What is needed: Retype every entry word for word.

>> Start Available data

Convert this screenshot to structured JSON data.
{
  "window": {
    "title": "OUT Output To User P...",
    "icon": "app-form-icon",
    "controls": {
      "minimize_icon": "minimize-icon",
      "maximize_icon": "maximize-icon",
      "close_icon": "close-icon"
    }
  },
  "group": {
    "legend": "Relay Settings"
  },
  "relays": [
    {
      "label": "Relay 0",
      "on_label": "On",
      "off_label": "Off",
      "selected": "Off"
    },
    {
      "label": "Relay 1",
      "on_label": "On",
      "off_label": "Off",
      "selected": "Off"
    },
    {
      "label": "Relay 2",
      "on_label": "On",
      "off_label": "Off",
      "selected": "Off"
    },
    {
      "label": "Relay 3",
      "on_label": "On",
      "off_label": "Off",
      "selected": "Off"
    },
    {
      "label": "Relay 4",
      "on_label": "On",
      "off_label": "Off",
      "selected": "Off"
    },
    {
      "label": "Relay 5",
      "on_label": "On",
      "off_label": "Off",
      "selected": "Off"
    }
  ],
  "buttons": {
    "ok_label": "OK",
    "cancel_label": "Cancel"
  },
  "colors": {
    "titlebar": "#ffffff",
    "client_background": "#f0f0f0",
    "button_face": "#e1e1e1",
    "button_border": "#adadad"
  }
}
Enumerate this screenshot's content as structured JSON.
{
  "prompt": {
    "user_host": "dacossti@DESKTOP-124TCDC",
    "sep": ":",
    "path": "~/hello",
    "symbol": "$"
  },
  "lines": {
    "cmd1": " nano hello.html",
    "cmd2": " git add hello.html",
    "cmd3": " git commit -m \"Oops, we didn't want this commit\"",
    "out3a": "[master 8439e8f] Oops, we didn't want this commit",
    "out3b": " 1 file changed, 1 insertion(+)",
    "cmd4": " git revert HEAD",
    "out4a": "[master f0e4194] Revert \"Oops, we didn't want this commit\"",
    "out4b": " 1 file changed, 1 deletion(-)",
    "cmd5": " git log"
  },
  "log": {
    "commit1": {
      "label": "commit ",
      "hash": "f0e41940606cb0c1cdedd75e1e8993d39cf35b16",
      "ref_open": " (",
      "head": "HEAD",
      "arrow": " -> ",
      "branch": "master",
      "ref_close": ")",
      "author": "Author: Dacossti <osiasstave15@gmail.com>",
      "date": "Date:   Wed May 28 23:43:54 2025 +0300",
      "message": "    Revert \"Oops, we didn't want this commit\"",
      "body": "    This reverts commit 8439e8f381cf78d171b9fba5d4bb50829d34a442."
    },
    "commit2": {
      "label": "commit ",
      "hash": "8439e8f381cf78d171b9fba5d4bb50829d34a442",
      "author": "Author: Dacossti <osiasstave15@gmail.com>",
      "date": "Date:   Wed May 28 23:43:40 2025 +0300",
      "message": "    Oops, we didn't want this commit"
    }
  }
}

>> End Available data

Solution to the problem:
Convert this screenshot to structured JSON data.
{
  "window": {
    "title": "OUT Output To User P...",
    "icon": "app-form-icon",
    "controls": {
      "minimize_icon": "minimize-icon",
      "maximize_icon": "maximize-icon",
      "close_icon": "close-icon"
    }
  },
  "group": {
    "legend": "Relay Settings"
  },
  "relays": [
    {
      "label": "Relay 0",
      "on_label": "On",
      "off_label": "Off",
      "selected": "Off"
    },
    {
      "label": "Relay 1",
      "on_label": "On",
      "off_label": "Off",
      "selected": "Off"
    },
    {
      "label": "Relay 2",
      "on_label": "On",
      "off_label": "Off",
      "selected": "Off"
    },
    {
      "label": "Relay 3",
      "on_label": "On",
      "off_label": "Off",
      "selected": "Off"
    },
    {
      "label": "Relay 4",
      "on_label": "On",
      "off_label": "Off",
      "selected": "Off"
    },
    {
      "label": "Relay 5",
      "on_label": "On",
      "off_label": "Off",
      "selected": "Off"
    }
  ],
  "buttons": {
    "ok_label": "OK",
    "cancel_label": "Cancel"
  },
  "colors": {
    "titlebar": "#ffffff",
    "client_background": "#f0f0f0",
    "button_face": "#e1e1e1",
    "button_border": "#adadad"
  }
}
Enumerate this screenshot's content as structured JSON.
{
  "prompt": {
    "user_host": "dacossti@DESKTOP-124TCDC",
    "sep": ":",
    "path": "~/hello",
    "symbol": "$"
  },
  "lines": {
    "cmd1": " nano hello.html",
    "cmd2": " git add hello.html",
    "cmd3": " git commit -m \"Oops, we didn't want this commit\"",
    "out3a": "[master 8439e8f] Oops, we didn't want this commit",
    "out3b": " 1 file changed, 1 insertion(+)",
    "cmd4": " git revert HEAD",
    "out4a": "[master f0e4194] Revert \"Oops, we didn't want this commit\"",
    "out4b": " 1 file changed, 1 deletion(-)",
    "cmd5": " git log"
  },
  "log": {
    "commit1": {
      "label": "commit ",
      "hash": "f0e41940606cb0c1cdedd75e1e8993d39cf35b16",
      "ref_open": " (",
      "head": "HEAD",
      "arrow": " -> ",
      "branch": "master",
      "ref_close": ")",
      "author": "Author: Dacossti <osiasstave15@gmail.com>",
      "date": "Date:   Wed May 28 23:43:54 2025 +0300",
      "message": "    Revert \"Oops, we didn't want this commit\"",
      "body": "    This reverts commit 8439e8f381cf78d171b9fba5d4bb50829d34a442."
    },
    "commit2": {
      "label": "commit ",
      "hash": "8439e8f381cf78d171b9fba5d4bb50829d34a442",
      "author": "Author: Dacossti <osiasstave15@gmail.com>",
      "date": "Date:   Wed May 28 23:43:40 2025 +0300",
      "message": "    Oops, we didn't want this commit"
    }
  }
}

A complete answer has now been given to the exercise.